◆ Extracted information:
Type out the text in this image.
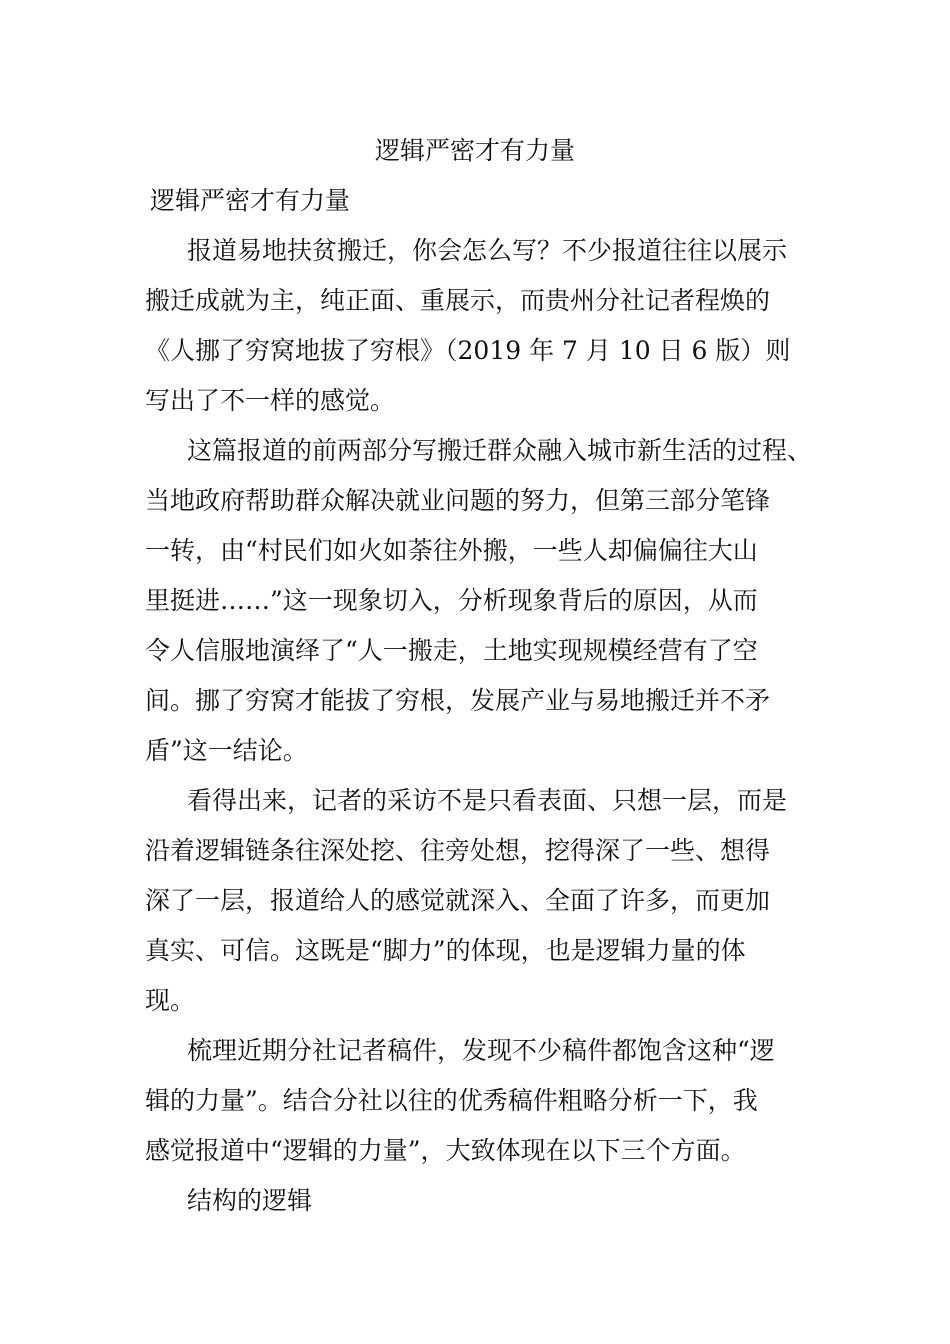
逻辑严密才有力量

逻辑严密才有力量

报道易地扶贫搬迁，你会怎么写？不少报道往往以展示

搬迁成就为主，纯正面、重展示，而贵州分社记者程焕的

《人挪了穷窝地拔了穷根》（2019 年 7 月 10 日 6 版）则

写出了不一样的感觉。

这篇报道的前两部分写搬迁群众融入城市新生活的过程、

当地政府帮助群众解决就业问题的努力，但第三部分笔锋

一转，由“村民们如火如荼往外搬，一些人却偏偏往大山

里挺进……”这一现象切入，分析现象背后的原因，从而

令人信服地演绎了“人一搬走，土地实现规模经营有了空

间。挪了穷窝才能拔了穷根，发展产业与易地搬迁并不矛

盾”这一结论。

看得出来，记者的采访不是只看表面、只想一层，而是

沿着逻辑链条往深处挖、往旁处想，挖得深了一些、想得

深了一层，报道给人的感觉就深入、全面了许多，而更加

真实、可信。这既是“脚力”的体现，也是逻辑力量的体

现。

梳理近期分社记者稿件，发现不少稿件都饱含这种“逻

辑的力量”。结合分社以往的优秀稿件粗略分析一下，我

感觉报道中“逻辑的力量”，大致体现在以下三个方面。

结构的逻辑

◆ Task instructions: Please transcribe the material above exactly as written. Leave the pictures out.

◆ Correct output:
Type out the text in this image.
逻辑严密才有力量

逻辑严密才有力量

报道易地扶贫搬迁，你会怎么写？不少报道往往以展示

搬迁成就为主，纯正面、重展示，而贵州分社记者程焕的

《人挪了穷窝地拔了穷根》（2019 年 7 月 10 日 6 版）则

写出了不一样的感觉。

这篇报道的前两部分写搬迁群众融入城市新生活的过程、

当地政府帮助群众解决就业问题的努力，但第三部分笔锋

一转，由“村民们如火如荼往外搬，一些人却偏偏往大山

里挺进……”这一现象切入，分析现象背后的原因，从而

令人信服地演绎了“人一搬走，土地实现规模经营有了空

间。挪了穷窝才能拔了穷根，发展产业与易地搬迁并不矛

盾”这一结论。

看得出来，记者的采访不是只看表面、只想一层，而是

沿着逻辑链条往深处挖、往旁处想，挖得深了一些、想得

深了一层，报道给人的感觉就深入、全面了许多，而更加

真实、可信。这既是“脚力”的体现，也是逻辑力量的体

现。

梳理近期分社记者稿件，发现不少稿件都饱含这种“逻

辑的力量”。结合分社以往的优秀稿件粗略分析一下，我

感觉报道中“逻辑的力量”，大致体现在以下三个方面。

结构的逻辑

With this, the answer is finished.